Stored data entries

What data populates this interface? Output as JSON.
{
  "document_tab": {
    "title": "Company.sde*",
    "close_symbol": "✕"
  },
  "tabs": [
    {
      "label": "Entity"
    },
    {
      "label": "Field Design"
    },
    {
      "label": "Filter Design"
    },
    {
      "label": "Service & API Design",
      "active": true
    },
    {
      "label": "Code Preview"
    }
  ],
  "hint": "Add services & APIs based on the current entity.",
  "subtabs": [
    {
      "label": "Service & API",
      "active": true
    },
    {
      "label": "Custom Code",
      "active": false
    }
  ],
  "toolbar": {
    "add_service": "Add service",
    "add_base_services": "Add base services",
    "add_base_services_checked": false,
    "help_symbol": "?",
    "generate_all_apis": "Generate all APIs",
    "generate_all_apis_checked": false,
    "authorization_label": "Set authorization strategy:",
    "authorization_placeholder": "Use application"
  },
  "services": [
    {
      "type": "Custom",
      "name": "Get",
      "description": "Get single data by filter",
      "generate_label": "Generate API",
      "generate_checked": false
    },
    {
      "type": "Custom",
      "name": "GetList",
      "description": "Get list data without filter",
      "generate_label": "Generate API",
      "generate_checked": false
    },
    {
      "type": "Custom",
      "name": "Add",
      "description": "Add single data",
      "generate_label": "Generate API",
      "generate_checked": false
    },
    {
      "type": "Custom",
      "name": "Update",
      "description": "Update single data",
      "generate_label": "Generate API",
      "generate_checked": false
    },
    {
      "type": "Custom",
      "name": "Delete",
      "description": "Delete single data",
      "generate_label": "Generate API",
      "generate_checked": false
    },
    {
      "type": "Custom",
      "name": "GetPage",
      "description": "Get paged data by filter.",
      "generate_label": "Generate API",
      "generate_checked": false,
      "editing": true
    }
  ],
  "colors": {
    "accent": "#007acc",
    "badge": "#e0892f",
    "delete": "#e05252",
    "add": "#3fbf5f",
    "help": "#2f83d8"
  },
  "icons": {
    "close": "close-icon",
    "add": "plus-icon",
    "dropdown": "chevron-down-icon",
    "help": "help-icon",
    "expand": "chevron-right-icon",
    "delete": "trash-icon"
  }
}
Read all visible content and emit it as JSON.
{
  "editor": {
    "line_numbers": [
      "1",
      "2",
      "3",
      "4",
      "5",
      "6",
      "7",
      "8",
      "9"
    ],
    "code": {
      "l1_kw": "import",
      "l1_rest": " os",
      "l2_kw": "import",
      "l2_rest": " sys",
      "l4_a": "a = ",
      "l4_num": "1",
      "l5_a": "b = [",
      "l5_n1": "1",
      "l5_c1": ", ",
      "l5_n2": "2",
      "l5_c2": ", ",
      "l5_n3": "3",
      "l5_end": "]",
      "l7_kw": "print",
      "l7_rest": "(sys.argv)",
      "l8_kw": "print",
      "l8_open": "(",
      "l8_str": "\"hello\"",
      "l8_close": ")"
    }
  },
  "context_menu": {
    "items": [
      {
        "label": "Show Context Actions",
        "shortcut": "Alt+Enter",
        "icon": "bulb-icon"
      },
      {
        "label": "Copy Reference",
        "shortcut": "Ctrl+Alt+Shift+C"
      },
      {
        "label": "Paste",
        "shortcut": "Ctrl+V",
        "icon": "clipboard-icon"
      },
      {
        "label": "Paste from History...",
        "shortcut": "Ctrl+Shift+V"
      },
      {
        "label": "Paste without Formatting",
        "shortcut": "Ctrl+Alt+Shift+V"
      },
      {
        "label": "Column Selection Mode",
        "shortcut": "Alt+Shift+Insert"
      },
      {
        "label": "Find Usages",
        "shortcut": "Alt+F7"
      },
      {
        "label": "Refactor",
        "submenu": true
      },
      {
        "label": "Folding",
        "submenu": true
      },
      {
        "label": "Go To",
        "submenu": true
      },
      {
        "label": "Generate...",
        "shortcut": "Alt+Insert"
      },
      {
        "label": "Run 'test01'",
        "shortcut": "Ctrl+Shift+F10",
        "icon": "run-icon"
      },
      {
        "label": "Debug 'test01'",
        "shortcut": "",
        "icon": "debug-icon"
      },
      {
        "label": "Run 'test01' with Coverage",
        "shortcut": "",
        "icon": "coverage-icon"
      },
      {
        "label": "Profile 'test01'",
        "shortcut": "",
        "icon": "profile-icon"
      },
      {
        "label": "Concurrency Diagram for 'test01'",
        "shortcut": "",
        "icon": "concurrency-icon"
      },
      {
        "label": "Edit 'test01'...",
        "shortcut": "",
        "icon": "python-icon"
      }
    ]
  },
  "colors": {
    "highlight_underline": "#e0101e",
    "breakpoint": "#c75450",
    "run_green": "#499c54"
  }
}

→ What is needed: Examine the records and pull out every line where the string "JSON" occurs.

→ Response:
What data populates this interface? Output as JSON.
Read all visible content and emit it as JSON.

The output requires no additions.